[Records from a collection of figures]
################

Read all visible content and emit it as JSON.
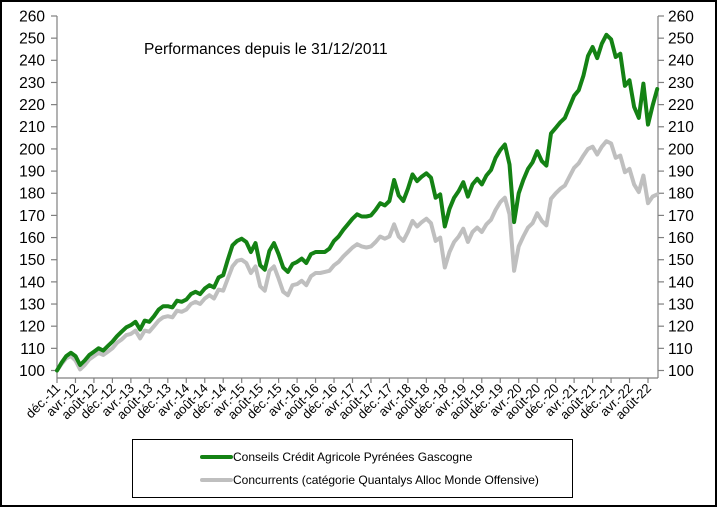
{
  "chart": {
    "title": "Performances depuis le 31/12/2011",
    "y_axis": {
      "min": 100,
      "max": 260,
      "step": 10,
      "ticks": [
        100,
        110,
        120,
        130,
        140,
        150,
        160,
        170,
        180,
        190,
        200,
        210,
        220,
        230,
        240,
        250,
        260
      ]
    },
    "x_axis": {
      "months_per_tick": 4,
      "tick_labels": [
        "déc.-11",
        "avr.-12",
        "août-12",
        "déc.-12",
        "avr.-13",
        "août-13",
        "déc.-13",
        "avr.-14",
        "août-14",
        "déc.-14",
        "avr.-15",
        "août-15",
        "déc.-15",
        "avr.-16",
        "août-16",
        "déc.-16",
        "avr.-17",
        "août-17",
        "déc.-17",
        "avr.-18",
        "août-18",
        "déc.-18",
        "avr.-19",
        "août-19",
        "déc.-19",
        "avr.-20",
        "août-20",
        "déc.-20",
        "avr.-21",
        "août-21",
        "déc.-21",
        "avr.-22",
        "août-22"
      ]
    },
    "axis_color": "#808080",
    "frame_color": "#000000"
  },
  "legend_position": "bottom",
  "chart_data": {
    "type": "line",
    "title": "Performances depuis le 31/12/2011",
    "ylim": [
      100,
      260
    ],
    "y_step": 10,
    "grid": "off",
    "legend_position": "bottom-box",
    "x_start": "déc.-11",
    "x_end": "oct.-22",
    "x_tick_labels": [
      "déc.-11",
      "avr.-12",
      "août-12",
      "déc.-12",
      "avr.-13",
      "août-13",
      "déc.-13",
      "avr.-14",
      "août-14",
      "déc.-14",
      "avr.-15",
      "août-15",
      "déc.-15",
      "avr.-16",
      "août-16",
      "déc.-16",
      "avr.-17",
      "août-17",
      "déc.-17",
      "avr.-18",
      "août-18",
      "déc.-18",
      "avr.-19",
      "août-19",
      "déc.-19",
      "avr.-20",
      "août-20",
      "déc.-20",
      "avr.-21",
      "août-21",
      "déc.-21",
      "avr.-22",
      "août-22"
    ],
    "series": [
      {
        "name": "Conseils Crédit Agricole Pyrénées Gascogne",
        "color": "#148214",
        "values": [
          100,
          103.5,
          106.5,
          108,
          106.5,
          102.5,
          104.5,
          107,
          108.5,
          110,
          109,
          111,
          113,
          115.5,
          117.5,
          119.5,
          120.5,
          122,
          118.5,
          122.5,
          122,
          124.5,
          127.5,
          129,
          129,
          128.5,
          131.5,
          131,
          132,
          134.5,
          135.5,
          134.5,
          137,
          138.5,
          137.5,
          142,
          143,
          150,
          156.5,
          158.5,
          159.5,
          158,
          153.5,
          157.5,
          147.5,
          145.5,
          154,
          157.5,
          152.5,
          146.5,
          144.5,
          148,
          149,
          150.5,
          148.5,
          152.5,
          153.5,
          153.5,
          153.5,
          155,
          158.5,
          160.5,
          163.5,
          166,
          168.5,
          170.5,
          169.5,
          169.5,
          170,
          172.5,
          175.5,
          174.5,
          176.5,
          186,
          179,
          176.5,
          182,
          188.5,
          185.5,
          187.5,
          189,
          187,
          178,
          179.5,
          165,
          173,
          178,
          181,
          185,
          178.5,
          184,
          186.5,
          184,
          188,
          190.5,
          196,
          199.5,
          202,
          193,
          167,
          180,
          186,
          191,
          194,
          199,
          194.5,
          192.5,
          207,
          209.5,
          212,
          214,
          219,
          224,
          226.5,
          233,
          242,
          246,
          241,
          247.5,
          251.5,
          249.5,
          241.5,
          243,
          228.5,
          231,
          219,
          214,
          229.5,
          211,
          219.5,
          227
        ]
      },
      {
        "name": "Concurrents (catégorie Quantalys Alloc Monde Offensive)",
        "color": "#bfbfbf",
        "values": [
          100,
          103,
          105.5,
          106.5,
          104.5,
          100.5,
          102.5,
          105,
          106.5,
          108,
          107,
          108.5,
          110,
          112.5,
          114,
          116,
          116.5,
          118,
          114.5,
          118,
          117.5,
          120,
          122.5,
          124,
          124.5,
          124,
          127,
          126.5,
          127.5,
          130,
          131,
          130,
          132.5,
          134,
          132.5,
          136.5,
          136,
          141.5,
          147,
          149.5,
          150,
          148.5,
          144,
          147,
          138,
          136,
          145,
          147,
          141.5,
          135.5,
          134,
          138.5,
          139,
          140.5,
          138.5,
          142.5,
          144,
          144,
          144.5,
          145,
          147.5,
          149,
          151.5,
          153.5,
          155.5,
          157,
          156,
          155.5,
          156,
          158,
          160.5,
          159.5,
          160.5,
          166,
          160.5,
          158.5,
          162.5,
          167.5,
          165,
          167,
          168.5,
          166.5,
          158.5,
          160,
          146.5,
          153.5,
          158,
          160.5,
          164,
          158,
          162.5,
          164.5,
          162.5,
          166,
          168,
          172.5,
          176,
          178,
          170.5,
          145,
          156,
          160.5,
          164.5,
          166.5,
          171,
          167.5,
          165.5,
          177.5,
          180,
          182,
          183.5,
          187.5,
          191.5,
          193.5,
          197,
          200,
          201,
          197.5,
          201,
          203.5,
          202.5,
          196,
          197,
          189.5,
          191,
          184,
          180.5,
          188,
          175.5,
          178.5,
          179.5
        ]
      }
    ]
  }
}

################

* Set problem: From the entries above, copy each line holding "name".

* Answer for this exercise:
        "name": "Conseils Crédit Agricole Pyrénées Gascogne",
        "name": "Concurrents (catégorie Quantalys Alloc Monde Offensive)",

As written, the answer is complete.